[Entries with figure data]
┌────────
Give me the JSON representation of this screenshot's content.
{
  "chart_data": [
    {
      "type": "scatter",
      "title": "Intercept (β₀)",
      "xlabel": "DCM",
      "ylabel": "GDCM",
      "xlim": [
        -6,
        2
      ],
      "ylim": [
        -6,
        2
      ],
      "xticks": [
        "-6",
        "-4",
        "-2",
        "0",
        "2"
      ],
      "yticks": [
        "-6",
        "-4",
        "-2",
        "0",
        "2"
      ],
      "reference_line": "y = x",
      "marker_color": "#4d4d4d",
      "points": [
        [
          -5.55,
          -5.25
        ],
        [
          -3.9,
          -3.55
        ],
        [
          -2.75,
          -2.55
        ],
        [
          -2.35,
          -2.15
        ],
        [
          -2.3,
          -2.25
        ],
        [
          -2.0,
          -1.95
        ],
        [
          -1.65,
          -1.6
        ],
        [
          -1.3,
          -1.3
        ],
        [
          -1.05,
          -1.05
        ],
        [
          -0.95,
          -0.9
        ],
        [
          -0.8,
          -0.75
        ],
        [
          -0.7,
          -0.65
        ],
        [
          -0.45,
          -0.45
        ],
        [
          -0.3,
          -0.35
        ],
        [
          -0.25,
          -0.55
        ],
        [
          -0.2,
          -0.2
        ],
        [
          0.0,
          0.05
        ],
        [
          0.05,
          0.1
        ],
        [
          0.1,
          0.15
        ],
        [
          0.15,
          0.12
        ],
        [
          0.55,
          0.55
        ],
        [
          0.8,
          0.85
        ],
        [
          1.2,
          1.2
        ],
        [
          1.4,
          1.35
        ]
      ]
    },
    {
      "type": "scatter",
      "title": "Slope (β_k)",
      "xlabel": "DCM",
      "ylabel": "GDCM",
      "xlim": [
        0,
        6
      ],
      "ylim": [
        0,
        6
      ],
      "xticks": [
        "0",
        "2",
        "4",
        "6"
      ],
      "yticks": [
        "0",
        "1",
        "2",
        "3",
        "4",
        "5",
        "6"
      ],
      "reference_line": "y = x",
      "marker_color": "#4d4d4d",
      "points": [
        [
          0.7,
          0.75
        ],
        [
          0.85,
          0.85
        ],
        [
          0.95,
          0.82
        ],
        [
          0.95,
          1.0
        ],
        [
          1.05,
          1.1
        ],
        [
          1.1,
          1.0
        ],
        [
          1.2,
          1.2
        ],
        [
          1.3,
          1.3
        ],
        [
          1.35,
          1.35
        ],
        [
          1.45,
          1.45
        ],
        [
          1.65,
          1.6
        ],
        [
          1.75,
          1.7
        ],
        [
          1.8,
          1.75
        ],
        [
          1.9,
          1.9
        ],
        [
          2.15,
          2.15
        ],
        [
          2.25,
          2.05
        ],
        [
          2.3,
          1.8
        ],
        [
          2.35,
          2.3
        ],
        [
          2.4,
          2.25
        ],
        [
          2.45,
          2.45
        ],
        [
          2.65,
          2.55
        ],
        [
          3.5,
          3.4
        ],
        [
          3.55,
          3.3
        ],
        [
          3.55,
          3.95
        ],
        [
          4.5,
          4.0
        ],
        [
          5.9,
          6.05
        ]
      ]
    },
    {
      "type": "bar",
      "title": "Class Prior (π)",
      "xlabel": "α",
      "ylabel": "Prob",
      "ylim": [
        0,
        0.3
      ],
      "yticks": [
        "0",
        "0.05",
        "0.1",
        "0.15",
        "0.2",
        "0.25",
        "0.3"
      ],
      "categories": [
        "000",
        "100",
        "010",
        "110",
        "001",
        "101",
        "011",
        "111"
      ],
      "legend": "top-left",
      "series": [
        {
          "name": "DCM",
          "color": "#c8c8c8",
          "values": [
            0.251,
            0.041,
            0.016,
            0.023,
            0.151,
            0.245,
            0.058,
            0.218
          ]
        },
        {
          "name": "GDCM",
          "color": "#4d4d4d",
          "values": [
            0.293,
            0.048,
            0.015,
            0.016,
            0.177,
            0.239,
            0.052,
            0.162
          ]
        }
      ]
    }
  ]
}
└────────
**STATED PROBLEM**:
Repeat every record, exactly as written.

**COMPLETED EXERCISE**:
Give me the JSON representation of this screenshot's content.
{
  "chart_data": [
    {
      "type": "scatter",
      "title": "Intercept (β₀)",
      "xlabel": "DCM",
      "ylabel": "GDCM",
      "xlim": [
        -6,
        2
      ],
      "ylim": [
        -6,
        2
      ],
      "xticks": [
        "-6",
        "-4",
        "-2",
        "0",
        "2"
      ],
      "yticks": [
        "-6",
        "-4",
        "-2",
        "0",
        "2"
      ],
      "reference_line": "y = x",
      "marker_color": "#4d4d4d",
      "points": [
        [
          -5.55,
          -5.25
        ],
        [
          -3.9,
          -3.55
        ],
        [
          -2.75,
          -2.55
        ],
        [
          -2.35,
          -2.15
        ],
        [
          -2.3,
          -2.25
        ],
        [
          -2.0,
          -1.95
        ],
        [
          -1.65,
          -1.6
        ],
        [
          -1.3,
          -1.3
        ],
        [
          -1.05,
          -1.05
        ],
        [
          -0.95,
          -0.9
        ],
        [
          -0.8,
          -0.75
        ],
        [
          -0.7,
          -0.65
        ],
        [
          -0.45,
          -0.45
        ],
        [
          -0.3,
          -0.35
        ],
        [
          -0.25,
          -0.55
        ],
        [
          -0.2,
          -0.2
        ],
        [
          0.0,
          0.05
        ],
        [
          0.05,
          0.1
        ],
        [
          0.1,
          0.15
        ],
        [
          0.15,
          0.12
        ],
        [
          0.55,
          0.55
        ],
        [
          0.8,
          0.85
        ],
        [
          1.2,
          1.2
        ],
        [
          1.4,
          1.35
        ]
      ]
    },
    {
      "type": "scatter",
      "title": "Slope (β_k)",
      "xlabel": "DCM",
      "ylabel": "GDCM",
      "xlim": [
        0,
        6
      ],
      "ylim": [
        0,
        6
      ],
      "xticks": [
        "0",
        "2",
        "4",
        "6"
      ],
      "yticks": [
        "0",
        "1",
        "2",
        "3",
        "4",
        "5",
        "6"
      ],
      "reference_line": "y = x",
      "marker_color": "#4d4d4d",
      "points": [
        [
          0.7,
          0.75
        ],
        [
          0.85,
          0.85
        ],
        [
          0.95,
          0.82
        ],
        [
          0.95,
          1.0
        ],
        [
          1.05,
          1.1
        ],
        [
          1.1,
          1.0
        ],
        [
          1.2,
          1.2
        ],
        [
          1.3,
          1.3
        ],
        [
          1.35,
          1.35
        ],
        [
          1.45,
          1.45
        ],
        [
          1.65,
          1.6
        ],
        [
          1.75,
          1.7
        ],
        [
          1.8,
          1.75
        ],
        [
          1.9,
          1.9
        ],
        [
          2.15,
          2.15
        ],
        [
          2.25,
          2.05
        ],
        [
          2.3,
          1.8
        ],
        [
          2.35,
          2.3
        ],
        [
          2.4,
          2.25
        ],
        [
          2.45,
          2.45
        ],
        [
          2.65,
          2.55
        ],
        [
          3.5,
          3.4
        ],
        [
          3.55,
          3.3
        ],
        [
          3.55,
          3.95
        ],
        [
          4.5,
          4.0
        ],
        [
          5.9,
          6.05
        ]
      ]
    },
    {
      "type": "bar",
      "title": "Class Prior (π)",
      "xlabel": "α",
      "ylabel": "Prob",
      "ylim": [
        0,
        0.3
      ],
      "yticks": [
        "0",
        "0.05",
        "0.1",
        "0.15",
        "0.2",
        "0.25",
        "0.3"
      ],
      "categories": [
        "000",
        "100",
        "010",
        "110",
        "001",
        "101",
        "011",
        "111"
      ],
      "legend": "top-left",
      "series": [
        {
          "name": "DCM",
          "color": "#c8c8c8",
          "values": [
            0.251,
            0.041,
            0.016,
            0.023,
            0.151,
            0.245,
            0.058,
            0.218
          ]
        },
        {
          "name": "GDCM",
          "color": "#4d4d4d",
          "values": [
            0.293,
            0.048,
            0.015,
            0.016,
            0.177,
            0.239,
            0.052,
            0.162
          ]
        }
      ]
    }
  ]
}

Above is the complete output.